:: Exercise description ::
Filter the data for lines with the word "mācību", then copy every line so identified.

:: Data for this task ::
----
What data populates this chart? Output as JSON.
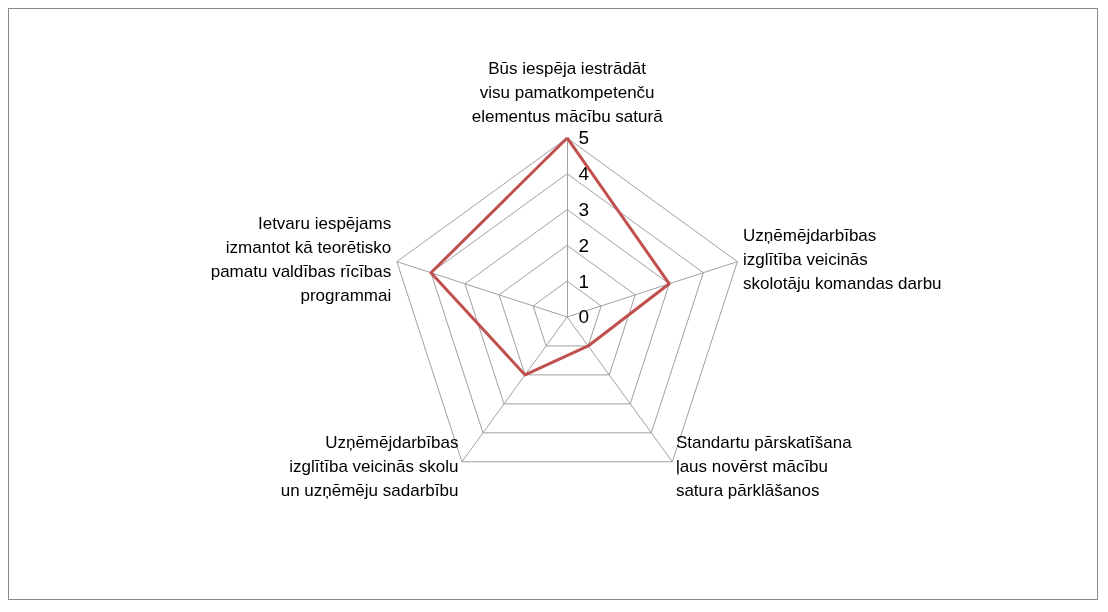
{
  "chart_data": {
    "type": "radar",
    "categories": [
      "Būs iespēja iestrādāt visu pamatkompetenču elementus mācību saturā",
      "Uzņēmējdarbības izglītība veicinās skolotāju komandas darbu",
      "Standartu pārskatīšana ļaus novērst mācību satura pārklāšanos",
      "Uzņēmējdarbības izglītība veicinās skolu un uzņēmēju sadarbību",
      "Ietvaru iespējams izmantot kā teorētisko pamatu valdības rīcības programmai"
    ],
    "series": [
      {
        "color": "#c0504d",
        "values": [
          5,
          3,
          1,
          2,
          4
        ]
      }
    ],
    "ylim": [
      0,
      5
    ],
    "yticks": [
      0,
      1,
      2,
      3,
      4,
      5
    ],
    "grid": true,
    "marker": "none"
  }
}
----
:: Result of this task ::
      "Būs iespēja iestrādāt visu pamatkompetenču elementus mācību saturā",
      "Standartu pārskatīšana ļaus novērst mācību satura pārklāšanos",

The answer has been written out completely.